§ DIRECTIVE: Copy out each line below that has the word "source" in it.

[Chart and figure data]

━━━━━━━━

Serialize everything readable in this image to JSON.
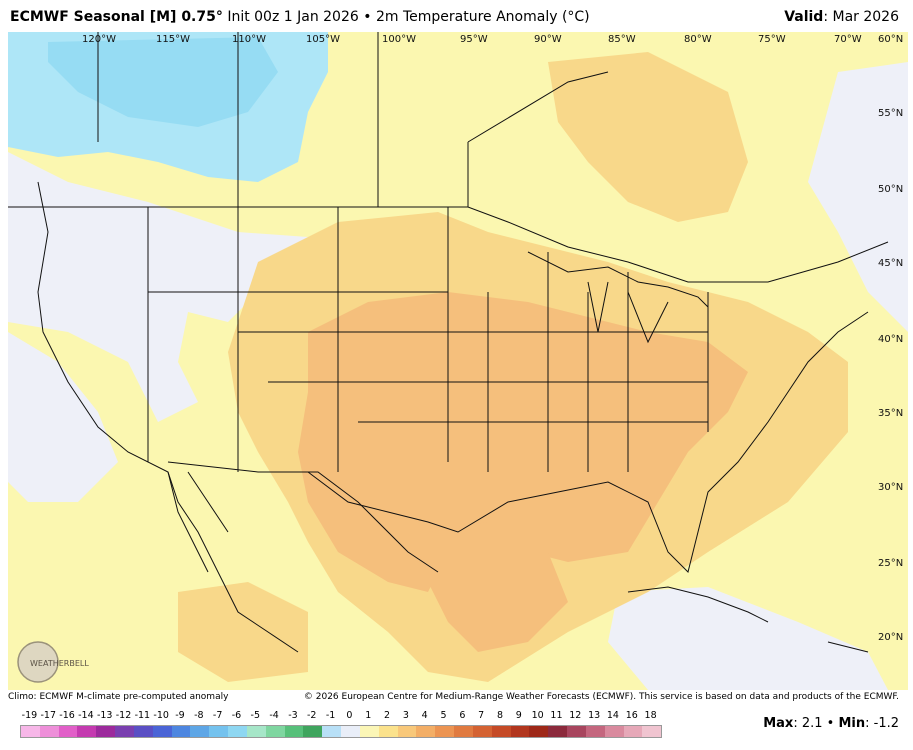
{
  "header": {
    "model": "ECMWF Seasonal [M] 0.75",
    "degree_mark": "°",
    "init": "Init 00z 1 Jan 2026",
    "bullet": "•",
    "field": "2m Temperature Anomaly (°C)",
    "valid_label": "Valid",
    "valid_value": "Mar 2026"
  },
  "longitude_labels": [
    "120°W",
    "115°W",
    "110°W",
    "105°W",
    "100°W",
    "95°W",
    "90°W",
    "85°W",
    "80°W",
    "75°W",
    "70°W",
    "60°N"
  ],
  "latitude_labels": [
    "55°N",
    "50°N",
    "45°N",
    "40°N",
    "35°N",
    "30°N",
    "25°N",
    "20°N"
  ],
  "footer": {
    "climo": "Climo: ECMWF M-climate pre-computed anomaly",
    "copyright": "© 2026 European Centre for Medium-Range Weather Forecasts (ECMWF). This service is based on data and products of the ECMWF.",
    "max_label": "Max",
    "max_value": "2.1",
    "min_label": "Min",
    "min_value": "-1.2",
    "logo_text": "WEATHERBELL"
  },
  "colorbar": {
    "ticks": [
      "-19",
      "-17",
      "-16",
      "-14",
      "-13",
      "-12",
      "-11",
      "-10",
      "-9",
      "-8",
      "-7",
      "-6",
      "-5",
      "-4",
      "-3",
      "-2",
      "-1",
      "0",
      "1",
      "2",
      "3",
      "4",
      "5",
      "6",
      "7",
      "8",
      "9",
      "10",
      "11",
      "12",
      "13",
      "14",
      "16",
      "18"
    ],
    "colors": [
      "#f7b7e8",
      "#ee8fd9",
      "#e15fc8",
      "#c43ab0",
      "#9c2a9c",
      "#7a3fb0",
      "#5a4fc4",
      "#4a64d6",
      "#4d86e0",
      "#5ea6e6",
      "#74c2ee",
      "#8ed7f2",
      "#a6e6c8",
      "#7fd6a0",
      "#57c07a",
      "#3fa55e",
      "#b8e0f7",
      "#e9eef8",
      "#fbf6b6",
      "#fbe28c",
      "#f8c87a",
      "#f3ae66",
      "#ec9452",
      "#e07a40",
      "#d46232",
      "#c54a26",
      "#b2361e",
      "#9e2818",
      "#8c2a3c",
      "#a8455e",
      "#c4667e",
      "#d98a9e",
      "#e6a8b8",
      "#f0c4d0"
    ]
  },
  "legend_colors": {
    "land_base": "#fbf7b0",
    "pale_yellow": "#faf1a4",
    "light_orange": "#f8d88a",
    "orange": "#f5bf7c",
    "light_blue": "#aee6f7",
    "near_zero": "#eef0f8"
  }
}
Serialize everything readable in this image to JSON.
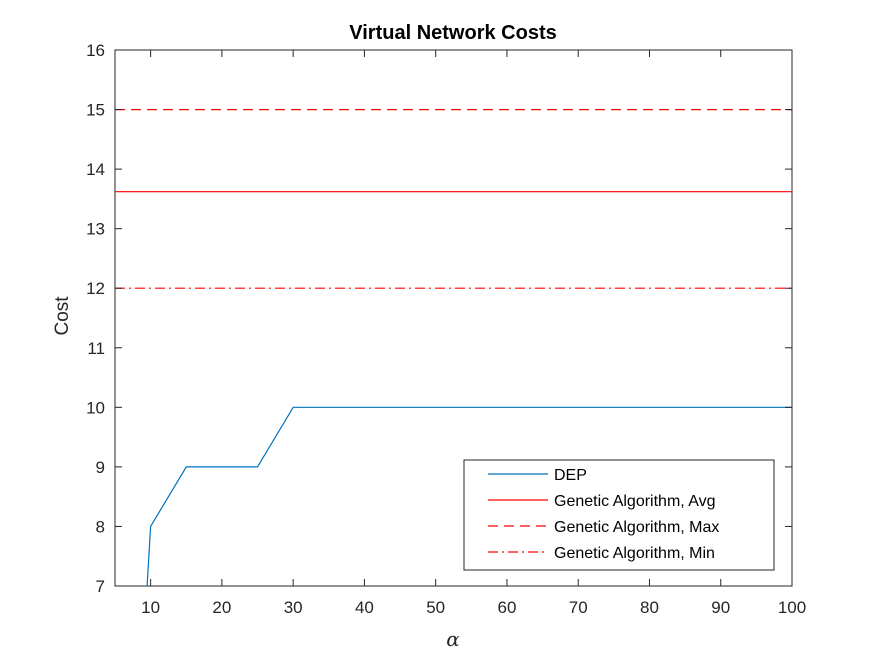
{
  "chart_data": {
    "type": "line",
    "title": "Virtual Network Costs",
    "xlabel": "α",
    "ylabel": "Cost",
    "xlim": [
      5,
      100
    ],
    "ylim": [
      7,
      16
    ],
    "xticks": [
      10,
      20,
      30,
      40,
      50,
      60,
      70,
      80,
      90,
      100
    ],
    "yticks": [
      7,
      8,
      9,
      10,
      11,
      12,
      13,
      14,
      15,
      16
    ],
    "grid": false,
    "legend_position": "bottom-right",
    "series": [
      {
        "name": "DEP",
        "color": "#0072BD",
        "style": "solid",
        "x": [
          9.5,
          10,
          15,
          20,
          25,
          30,
          35,
          40,
          45,
          50,
          55,
          60,
          65,
          70,
          75,
          80,
          85,
          90,
          95,
          100
        ],
        "y": [
          7,
          8,
          9,
          9,
          9,
          10,
          10,
          10,
          10,
          10,
          10,
          10,
          10,
          10,
          10,
          10,
          10,
          10,
          10,
          10
        ]
      },
      {
        "name": "Genetic Algorithm, Avg",
        "color": "#FF0000",
        "style": "solid",
        "x": [
          5,
          100
        ],
        "y": [
          13.62,
          13.62
        ]
      },
      {
        "name": "Genetic Algorithm, Max",
        "color": "#FF0000",
        "style": "dashed",
        "x": [
          5,
          100
        ],
        "y": [
          15,
          15
        ]
      },
      {
        "name": "Genetic Algorithm, Min",
        "color": "#FF0000",
        "style": "dashdot",
        "x": [
          5,
          100
        ],
        "y": [
          12,
          12
        ]
      }
    ]
  }
}
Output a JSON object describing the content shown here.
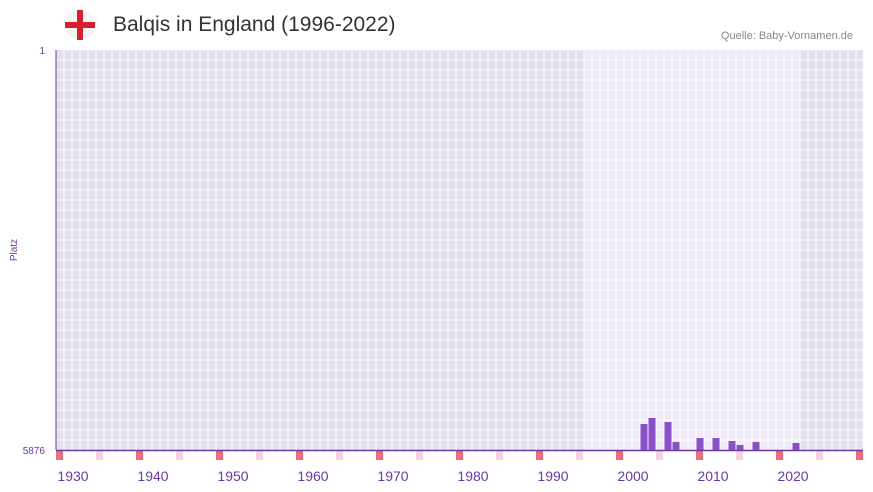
{
  "header": {
    "title": "Balqis in England (1996-2022)",
    "source": "Quelle: Baby-Vornamen.de",
    "flag_icon": "england-flag-icon"
  },
  "colors": {
    "bar": "#8a4fc8",
    "axis": "#6a3aa0",
    "bg": "#e4e0ee",
    "highlight_bg": "#efebf8",
    "marker_red": "#e8707a",
    "marker_pink": "#f4d4dc"
  },
  "chart_data": {
    "type": "bar",
    "title": "Balqis in England (1996-2022)",
    "xlabel": "",
    "ylabel": "Platz",
    "xlim": [
      1928,
      2028
    ],
    "ylim": [
      5876,
      1
    ],
    "y_ticks": [
      "1",
      "5876"
    ],
    "x_ticks": [
      "1930",
      "1940",
      "1950",
      "1960",
      "1970",
      "1980",
      "1990",
      "2000",
      "2010",
      "2020"
    ],
    "highlight_range": [
      1994,
      2020
    ],
    "x": [
      2001,
      2002,
      2004,
      2005,
      2008,
      2010,
      2012,
      2013,
      2015,
      2020
    ],
    "values": [
      5494,
      5406,
      5465,
      5758,
      5700,
      5700,
      5744,
      5803,
      5758,
      5773
    ]
  }
}
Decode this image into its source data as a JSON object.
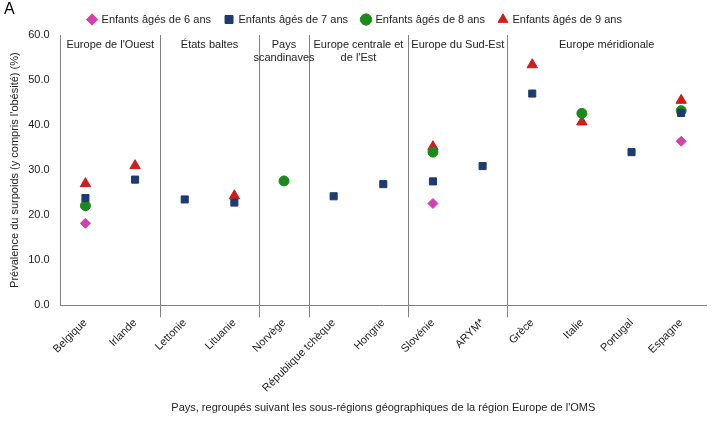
{
  "chart_data": {
    "type": "scatter",
    "panel_label": "A",
    "x_label": "Pays, regroupés suivant les sous-régions géographiques de la région Europe de l'OMS",
    "y_label": "Prévalence du surpoids (y compris l'obésité) (%)",
    "categories": [
      "Belgique",
      "Irlande",
      "Lettonie",
      "Lituanie",
      "Norvège",
      "République tchèque",
      "Hongrie",
      "Slovénie",
      "ARYM*",
      "Grèce",
      "Italie",
      "Portugal",
      "Espagne"
    ],
    "regions": [
      {
        "name": "Europe de l'Ouest",
        "categories": [
          "Belgique",
          "Irlande"
        ]
      },
      {
        "name": "États baltes",
        "categories": [
          "Lettonie",
          "Lituanie"
        ]
      },
      {
        "name": "Pays scandinaves",
        "categories": [
          "Norvège"
        ]
      },
      {
        "name": "Europe centrale et de l'Est",
        "categories": [
          "République tchèque",
          "Hongrie"
        ]
      },
      {
        "name": "Europe du Sud-Est",
        "categories": [
          "Slovénie",
          "ARYM*"
        ]
      },
      {
        "name": "Europe méridionale",
        "categories": [
          "Grèce",
          "Italie",
          "Portugal",
          "Espagne"
        ]
      }
    ],
    "series": [
      {
        "name": "Enfants âgés de 6 ans",
        "color": "#d63fae",
        "marker": "diamond",
        "values": [
          18.2,
          null,
          null,
          null,
          null,
          null,
          null,
          22.6,
          null,
          null,
          null,
          null,
          36.4
        ]
      },
      {
        "name": "Enfants âgés de 7 ans",
        "color": "#1f3a6e",
        "marker": "square",
        "values": [
          23.8,
          27.9,
          23.5,
          22.8,
          null,
          24.2,
          26.9,
          27.5,
          30.9,
          47.0,
          null,
          34.0,
          42.7
        ]
      },
      {
        "name": "Enfants âgés de 8 ans",
        "color": "#1a8a1a",
        "marker": "circle",
        "values": [
          22.1,
          null,
          null,
          null,
          27.6,
          null,
          null,
          34.0,
          null,
          null,
          42.6,
          null,
          43.2
        ]
      },
      {
        "name": "Enfants âgés de 9 ans",
        "color": "#d01c1c",
        "marker": "triangle",
        "values": [
          27.0,
          31.0,
          null,
          24.3,
          null,
          null,
          null,
          35.2,
          null,
          53.4,
          40.7,
          null,
          45.5
        ]
      }
    ],
    "ylim": [
      0,
      60
    ],
    "yticks": [
      {
        "value": 0,
        "label": "0.0"
      },
      {
        "value": 10,
        "label": "10.0"
      },
      {
        "value": 20,
        "label": "20.0"
      },
      {
        "value": 30,
        "label": "30.0"
      },
      {
        "value": 40,
        "label": "40.0"
      },
      {
        "value": 50,
        "label": "50.0"
      },
      {
        "value": 60,
        "label": "60.0"
      }
    ],
    "grid": false,
    "legend": "top"
  }
}
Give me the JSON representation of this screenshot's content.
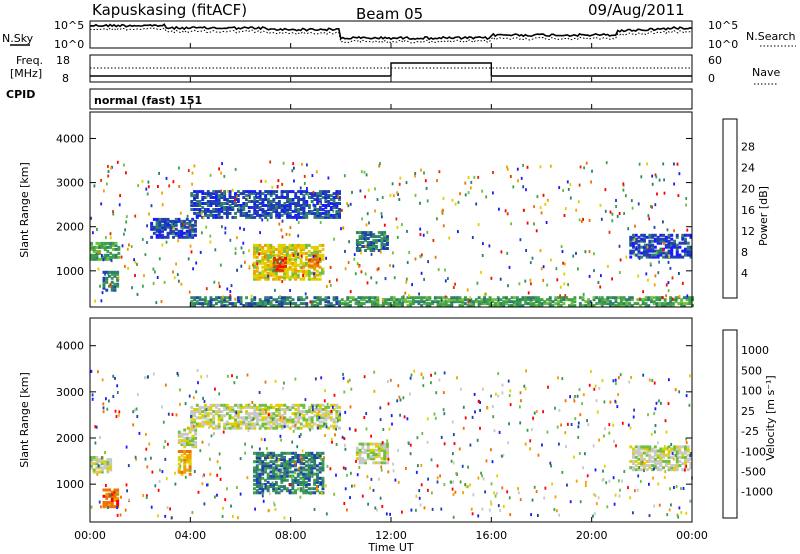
{
  "header": {
    "station": "Kapuskasing (fitACF)",
    "beam": "Beam 05",
    "date": "09/Aug/2011"
  },
  "noise_panel": {
    "left_label": "N.Sky",
    "right_label": "N.Search",
    "ticks_left": [
      "10^5",
      "10^0"
    ],
    "ticks_right": [
      "10^5",
      "10^0"
    ]
  },
  "freq_panel": {
    "left_label_1": "Freq.",
    "left_label_2": "[MHz]",
    "right_label": "Nave",
    "ticks_left": [
      "18",
      "8"
    ],
    "ticks_right": [
      "60",
      "0"
    ]
  },
  "cpid": {
    "label": "CPID",
    "value": "normal (fast) 151"
  },
  "chart_data": [
    {
      "type": "heatmap",
      "name": "power",
      "ylabel": "Slant Range [km]",
      "ylim": [
        180,
        4600
      ],
      "yticks": [
        "1000",
        "2000",
        "3000",
        "4000"
      ],
      "colorbar": {
        "label": "Power [dB]",
        "ticks": [
          "4",
          "8",
          "12",
          "16",
          "20",
          "24",
          "28"
        ],
        "colors": [
          "#1a1aff",
          "#2040b0",
          "#2f7f6f",
          "#3fa04a",
          "#70c040",
          "#e0d000",
          "#f0a000",
          "#f07000",
          "#e03000",
          "#ff0000"
        ]
      },
      "regions": [
        {
          "t0": 0.0,
          "t1": 1.2,
          "r0": 1250,
          "r1": 1650,
          "level": 3
        },
        {
          "t0": 0.5,
          "t1": 1.1,
          "r0": 550,
          "r1": 1000,
          "level": 2
        },
        {
          "t0": 2.4,
          "t1": 4.2,
          "r0": 1750,
          "r1": 2200,
          "level": 1
        },
        {
          "t0": 4.0,
          "t1": 9.9,
          "r0": 2200,
          "r1": 2800,
          "level": 1
        },
        {
          "t0": 6.5,
          "t1": 9.3,
          "r0": 800,
          "r1": 1600,
          "level": 5
        },
        {
          "t0": 7.3,
          "t1": 7.8,
          "r0": 1000,
          "r1": 1300,
          "level": 8
        },
        {
          "t0": 8.7,
          "t1": 9.1,
          "r0": 1100,
          "r1": 1350,
          "level": 7
        },
        {
          "t0": 10.6,
          "t1": 11.9,
          "r0": 1450,
          "r1": 1900,
          "level": 2
        },
        {
          "t0": 21.5,
          "t1": 24.0,
          "r0": 1300,
          "r1": 1800,
          "level": 1
        },
        {
          "t0": 4.0,
          "t1": 10.0,
          "r0": 200,
          "r1": 420,
          "level": 2
        },
        {
          "t0": 10.0,
          "t1": 24.0,
          "r0": 200,
          "r1": 400,
          "level": 3
        }
      ]
    },
    {
      "type": "heatmap",
      "name": "velocity",
      "ylabel": "Slant Range [km]",
      "ylim": [
        180,
        4600
      ],
      "yticks": [
        "1000",
        "2000",
        "3000",
        "4000"
      ],
      "colorbar": {
        "label": "Velocity [m s⁻¹]",
        "ticks": [
          "1000",
          "500",
          "100",
          "25",
          "-25",
          "-100",
          "-500",
          "-1000"
        ],
        "colors": [
          "#1a1aff",
          "#2040b0",
          "#2f7f6f",
          "#3fa04a",
          "#70c040",
          "#c8c8c8",
          "#e0d000",
          "#f0a000",
          "#f07000",
          "#ff0000"
        ]
      },
      "regions": [
        {
          "t0": 0.0,
          "t1": 0.8,
          "r0": 1250,
          "r1": 1600,
          "level": 5
        },
        {
          "t0": 0.5,
          "t1": 1.1,
          "r0": 500,
          "r1": 900,
          "level": 8
        },
        {
          "t0": 3.5,
          "t1": 4.2,
          "r0": 1800,
          "r1": 2200,
          "level": 5
        },
        {
          "t0": 4.0,
          "t1": 9.9,
          "r0": 2200,
          "r1": 2700,
          "level": 5
        },
        {
          "t0": 6.5,
          "t1": 9.3,
          "r0": 800,
          "r1": 1700,
          "level": 2
        },
        {
          "t0": 10.6,
          "t1": 11.9,
          "r0": 1450,
          "r1": 1900,
          "level": 5
        },
        {
          "t0": 21.5,
          "t1": 24.0,
          "r0": 1300,
          "r1": 1800,
          "level": 5
        },
        {
          "t0": 3.5,
          "t1": 4.0,
          "r0": 1200,
          "r1": 1700,
          "level": 7
        }
      ]
    }
  ],
  "time_axis": {
    "label": "Time UT",
    "ticks": [
      "00:00",
      "04:00",
      "08:00",
      "12:00",
      "16:00",
      "20:00",
      "00:00"
    ],
    "range_hours": [
      0,
      24
    ]
  }
}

━━━━━━━━

§ SOLUTION FOR THIS PROBLEM:
    "source": "Quelle: Baby-Vornamen.de",
Decode this image into its source data as a JSON object.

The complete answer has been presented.